• GIVEN INSTRUCTION 1: Count the lines in the entries below that contain the string "delivery", treating uppercase and lowercase letters as distinct, and give only that number.

Front wheel bearings and water



Strangley enough, I have just experienced (within the last hour) the
same issue another subcriber just had. I popped off my new Gordon
bearing cover and got a lap full of water. I still had some of the
original rubber caps, but I believe Hugh has a better seal with his
steel cap. My feeling is that the water came in thru the seal.
I've had my rear bearing covers off a number of times and have never
seen water. These rear bearing covers don't have near the tight fit
as the front ones do. When I saw the problem I immediately picked
up my cell phone and gave Sheli a call before she went home. I
often call after hours and weekends and find someone at Gordon's.
Ordered new bearings and seals for both sides. I'll be swimming
again this weekend. Bottom line. Grease your front bearings often
and take the cap off when you do to purge the grease thru the outter
bearing and not the seal.

As far as getting the inner bearing off the spindle: I shattered
the bearing cage similar to everyone else. Popped the seal out
(used the same seal puller I had modified to remove the tranny seals-
-thank you to whoever it was that suggested that idea to me) and
got a small 2 prong gear puller to pull the rest of the bearing off
the spindle. Quick and easy. There's plenty of bearing 'meat' for
the puller to grab onto. I got the puller years ago from MAC Tools
to work on aircraft magnetos. Had to drill some extra holes in the
pawls to extend the grab on the puller. Auto Zone rents tools for
free. I have used their wheel hub puller twice to get my rear hubs
off. It fits perfect. I'm sure they'd have a gear puller that will
work on the front bearing.

The outter race in the front wheel hub is another issue. What a
dumb thing to do. I don't have access to a wire feed welder to add
a lip to hammer on. I plan to take it to a local machine shop to
remove the race and perhaps file 2 notches abeam each other in the
hub to where a small drift could knock the race out in the future.

I'd like to thank all the people who dole out such valuable info on
this newsgroup and to Hugh Gordon and his staff for excessively
running my cell phone minutes over limit several times over the
years. I'd be lost without you guys.

glenn in oregon

David Chapman

OK, I've got to write this up properly, I'll put something in a club
newsletter soon but here is a summary.

• SUPPLIED MATERIAL:
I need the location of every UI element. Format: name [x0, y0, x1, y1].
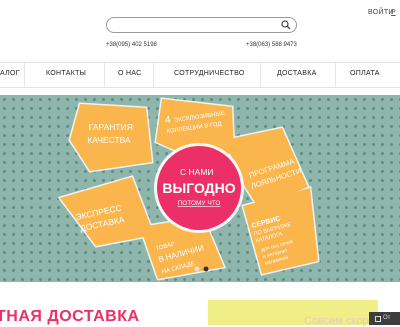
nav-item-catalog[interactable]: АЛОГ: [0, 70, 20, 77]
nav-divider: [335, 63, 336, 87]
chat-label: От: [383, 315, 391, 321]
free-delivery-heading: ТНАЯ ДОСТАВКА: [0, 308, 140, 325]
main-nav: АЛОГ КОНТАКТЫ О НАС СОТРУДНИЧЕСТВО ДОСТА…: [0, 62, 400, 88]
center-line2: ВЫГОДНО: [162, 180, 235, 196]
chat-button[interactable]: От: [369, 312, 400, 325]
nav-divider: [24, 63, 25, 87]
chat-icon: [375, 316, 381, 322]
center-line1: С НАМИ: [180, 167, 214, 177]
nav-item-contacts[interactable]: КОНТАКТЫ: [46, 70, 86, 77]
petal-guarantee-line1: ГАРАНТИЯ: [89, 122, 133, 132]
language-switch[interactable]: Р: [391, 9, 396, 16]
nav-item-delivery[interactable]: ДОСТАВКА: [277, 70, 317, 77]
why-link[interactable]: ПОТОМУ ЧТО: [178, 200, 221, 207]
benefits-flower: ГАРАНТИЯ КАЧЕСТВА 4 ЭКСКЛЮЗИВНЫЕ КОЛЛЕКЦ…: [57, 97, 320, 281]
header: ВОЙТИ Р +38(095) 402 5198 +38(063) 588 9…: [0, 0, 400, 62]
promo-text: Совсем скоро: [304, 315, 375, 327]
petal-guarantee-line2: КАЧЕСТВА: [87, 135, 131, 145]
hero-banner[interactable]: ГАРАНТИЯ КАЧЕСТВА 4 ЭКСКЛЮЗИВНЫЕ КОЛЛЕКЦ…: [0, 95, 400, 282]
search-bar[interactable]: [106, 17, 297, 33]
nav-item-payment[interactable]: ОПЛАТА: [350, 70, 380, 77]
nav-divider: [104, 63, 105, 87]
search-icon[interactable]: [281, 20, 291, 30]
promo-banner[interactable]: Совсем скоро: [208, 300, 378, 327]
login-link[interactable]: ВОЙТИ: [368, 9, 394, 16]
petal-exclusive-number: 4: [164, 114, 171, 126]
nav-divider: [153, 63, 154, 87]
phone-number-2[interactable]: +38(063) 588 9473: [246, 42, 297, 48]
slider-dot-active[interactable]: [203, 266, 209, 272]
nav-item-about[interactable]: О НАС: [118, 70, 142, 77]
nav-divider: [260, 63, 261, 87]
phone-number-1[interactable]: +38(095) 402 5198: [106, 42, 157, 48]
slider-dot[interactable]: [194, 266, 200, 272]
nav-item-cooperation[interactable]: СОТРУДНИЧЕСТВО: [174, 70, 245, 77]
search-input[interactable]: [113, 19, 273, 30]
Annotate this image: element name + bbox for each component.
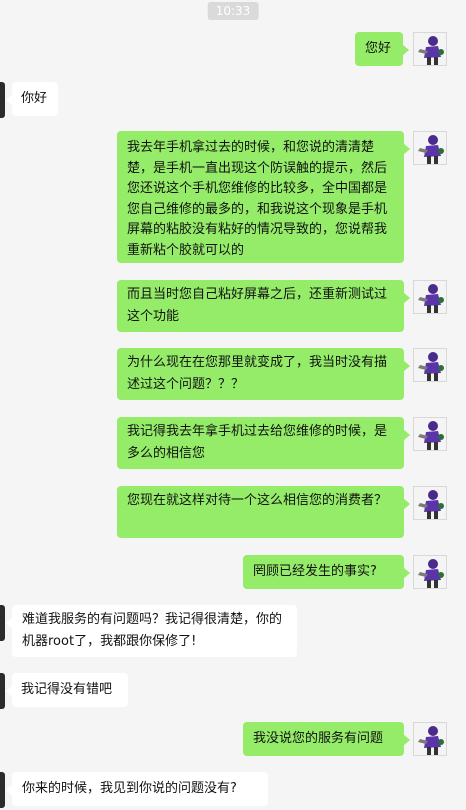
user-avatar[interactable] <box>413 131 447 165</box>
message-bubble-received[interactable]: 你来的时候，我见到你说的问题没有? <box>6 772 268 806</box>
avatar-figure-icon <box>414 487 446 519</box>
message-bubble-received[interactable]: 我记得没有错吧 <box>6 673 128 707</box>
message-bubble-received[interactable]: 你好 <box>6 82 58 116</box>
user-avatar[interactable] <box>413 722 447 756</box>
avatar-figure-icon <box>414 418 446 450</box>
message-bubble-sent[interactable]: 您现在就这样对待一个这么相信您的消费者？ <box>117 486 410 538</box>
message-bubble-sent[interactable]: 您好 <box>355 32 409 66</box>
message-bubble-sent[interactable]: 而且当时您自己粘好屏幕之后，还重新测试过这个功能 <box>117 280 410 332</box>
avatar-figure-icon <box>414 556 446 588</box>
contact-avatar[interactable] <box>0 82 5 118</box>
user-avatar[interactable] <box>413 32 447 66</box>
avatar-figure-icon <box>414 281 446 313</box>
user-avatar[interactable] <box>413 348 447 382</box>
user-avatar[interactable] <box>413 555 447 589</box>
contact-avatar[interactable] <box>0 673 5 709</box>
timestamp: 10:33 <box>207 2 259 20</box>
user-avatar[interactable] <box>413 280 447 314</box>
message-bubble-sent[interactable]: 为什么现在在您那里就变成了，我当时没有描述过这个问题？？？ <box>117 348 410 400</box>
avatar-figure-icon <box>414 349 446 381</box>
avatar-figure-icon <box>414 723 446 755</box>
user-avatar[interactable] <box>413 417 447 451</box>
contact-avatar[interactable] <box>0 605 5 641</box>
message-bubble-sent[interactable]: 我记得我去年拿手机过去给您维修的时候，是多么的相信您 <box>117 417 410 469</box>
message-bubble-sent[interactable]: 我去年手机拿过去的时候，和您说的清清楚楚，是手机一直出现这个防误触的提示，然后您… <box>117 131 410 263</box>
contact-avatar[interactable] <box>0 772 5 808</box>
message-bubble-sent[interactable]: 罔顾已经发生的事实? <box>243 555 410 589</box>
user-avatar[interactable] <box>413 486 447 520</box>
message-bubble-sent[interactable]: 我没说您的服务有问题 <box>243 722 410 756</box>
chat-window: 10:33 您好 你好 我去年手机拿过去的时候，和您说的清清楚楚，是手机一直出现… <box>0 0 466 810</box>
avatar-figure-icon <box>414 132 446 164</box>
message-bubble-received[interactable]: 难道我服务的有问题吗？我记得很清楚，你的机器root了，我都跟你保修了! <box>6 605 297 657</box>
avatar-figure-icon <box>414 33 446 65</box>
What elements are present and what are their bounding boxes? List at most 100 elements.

• GIVEN INSTRUCTION 2: Return, word for word, the passage of the post on front wheel bearings between "The outter race" and "without you guys.", inclusive.

• EXERCISE OUTPUT 1: 2

• EXERCISE OUTPUT 2:
The outter race in the front wheel hub is another issue. What a
dumb thing to do. I don't have access to a wire feed welder to add
a lip to hammer on. I plan to take it to a local machine shop to
remove the race and perhaps file 2 notches abeam each other in the
hub to where a small drift could knock the race out in the future.

I'd like to thank all the people who dole out such valuable info on
this newsgroup and to Hugh Gordon and his staff for excessively
running my cell phone minutes over limit several times over the
years. I'd be lost without you guys.